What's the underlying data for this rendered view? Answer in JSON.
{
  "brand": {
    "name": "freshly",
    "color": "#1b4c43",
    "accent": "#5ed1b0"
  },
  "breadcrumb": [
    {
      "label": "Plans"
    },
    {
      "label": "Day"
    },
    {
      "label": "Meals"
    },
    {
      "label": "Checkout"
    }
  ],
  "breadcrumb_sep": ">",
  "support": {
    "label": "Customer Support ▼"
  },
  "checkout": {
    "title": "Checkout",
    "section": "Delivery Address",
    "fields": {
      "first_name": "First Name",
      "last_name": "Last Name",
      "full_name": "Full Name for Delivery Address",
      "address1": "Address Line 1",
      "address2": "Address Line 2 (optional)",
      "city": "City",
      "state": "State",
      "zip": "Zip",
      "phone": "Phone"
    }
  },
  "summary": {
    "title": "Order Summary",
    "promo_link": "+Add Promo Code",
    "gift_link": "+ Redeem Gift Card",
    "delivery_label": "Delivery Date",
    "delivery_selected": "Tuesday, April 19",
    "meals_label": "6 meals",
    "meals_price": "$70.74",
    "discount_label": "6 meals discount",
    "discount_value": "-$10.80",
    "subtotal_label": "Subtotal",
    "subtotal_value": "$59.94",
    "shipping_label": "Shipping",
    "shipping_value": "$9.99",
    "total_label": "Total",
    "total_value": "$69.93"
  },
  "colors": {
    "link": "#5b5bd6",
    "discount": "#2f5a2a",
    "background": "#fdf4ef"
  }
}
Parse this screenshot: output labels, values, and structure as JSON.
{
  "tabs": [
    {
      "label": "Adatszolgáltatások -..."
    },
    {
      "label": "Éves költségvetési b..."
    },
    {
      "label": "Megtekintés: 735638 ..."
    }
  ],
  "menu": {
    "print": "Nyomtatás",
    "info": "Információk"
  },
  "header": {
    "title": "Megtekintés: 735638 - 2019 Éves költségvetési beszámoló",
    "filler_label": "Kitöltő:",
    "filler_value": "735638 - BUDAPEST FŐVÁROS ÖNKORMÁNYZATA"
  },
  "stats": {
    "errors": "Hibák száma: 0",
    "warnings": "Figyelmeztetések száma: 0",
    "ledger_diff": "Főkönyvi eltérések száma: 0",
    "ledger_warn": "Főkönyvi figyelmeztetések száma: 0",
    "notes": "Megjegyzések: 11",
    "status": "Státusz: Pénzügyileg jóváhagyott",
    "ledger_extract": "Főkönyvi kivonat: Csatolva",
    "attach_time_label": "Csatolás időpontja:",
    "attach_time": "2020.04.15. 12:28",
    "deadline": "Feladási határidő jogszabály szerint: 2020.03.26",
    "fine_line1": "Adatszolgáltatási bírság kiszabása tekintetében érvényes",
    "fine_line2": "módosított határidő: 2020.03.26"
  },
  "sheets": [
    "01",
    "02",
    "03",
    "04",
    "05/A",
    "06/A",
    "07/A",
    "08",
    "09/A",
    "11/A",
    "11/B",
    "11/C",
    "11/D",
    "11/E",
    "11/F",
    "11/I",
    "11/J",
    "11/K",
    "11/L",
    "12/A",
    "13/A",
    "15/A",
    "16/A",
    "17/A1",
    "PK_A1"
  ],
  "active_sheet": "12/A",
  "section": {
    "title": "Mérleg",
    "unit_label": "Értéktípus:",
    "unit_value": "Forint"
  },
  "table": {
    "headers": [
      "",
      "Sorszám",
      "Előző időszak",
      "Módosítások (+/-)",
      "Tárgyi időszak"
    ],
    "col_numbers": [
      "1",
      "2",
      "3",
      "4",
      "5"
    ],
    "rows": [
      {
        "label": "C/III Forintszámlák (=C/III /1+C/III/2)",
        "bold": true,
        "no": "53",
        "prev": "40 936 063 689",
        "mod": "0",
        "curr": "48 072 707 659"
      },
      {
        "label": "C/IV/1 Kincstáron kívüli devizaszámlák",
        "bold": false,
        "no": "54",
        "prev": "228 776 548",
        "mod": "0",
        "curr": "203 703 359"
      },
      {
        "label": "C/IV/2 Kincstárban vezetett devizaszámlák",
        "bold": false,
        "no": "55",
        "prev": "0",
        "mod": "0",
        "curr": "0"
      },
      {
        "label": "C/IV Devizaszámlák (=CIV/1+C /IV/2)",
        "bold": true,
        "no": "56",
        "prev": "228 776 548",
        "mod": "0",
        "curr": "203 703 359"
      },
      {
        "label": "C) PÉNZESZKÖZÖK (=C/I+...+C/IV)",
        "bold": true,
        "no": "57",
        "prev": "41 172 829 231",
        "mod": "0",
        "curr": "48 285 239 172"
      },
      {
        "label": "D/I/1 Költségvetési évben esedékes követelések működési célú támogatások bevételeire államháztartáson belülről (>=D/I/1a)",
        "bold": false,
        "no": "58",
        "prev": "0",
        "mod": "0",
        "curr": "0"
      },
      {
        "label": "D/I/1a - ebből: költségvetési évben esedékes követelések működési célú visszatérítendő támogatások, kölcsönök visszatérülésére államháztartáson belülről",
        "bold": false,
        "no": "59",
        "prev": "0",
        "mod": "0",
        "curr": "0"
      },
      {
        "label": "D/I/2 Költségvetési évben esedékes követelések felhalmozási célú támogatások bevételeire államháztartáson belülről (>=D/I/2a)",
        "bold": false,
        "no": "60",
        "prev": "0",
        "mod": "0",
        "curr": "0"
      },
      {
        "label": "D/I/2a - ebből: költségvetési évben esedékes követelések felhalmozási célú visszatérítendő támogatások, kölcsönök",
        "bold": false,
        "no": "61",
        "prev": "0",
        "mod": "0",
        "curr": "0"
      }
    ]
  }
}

Set task. Only lines with "JSON" are wanted here; list each of them.

Solved exercise.
What's the underlying data for this rendered view? Answer in JSON.
Parse this screenshot: output labels, values, and structure as JSON.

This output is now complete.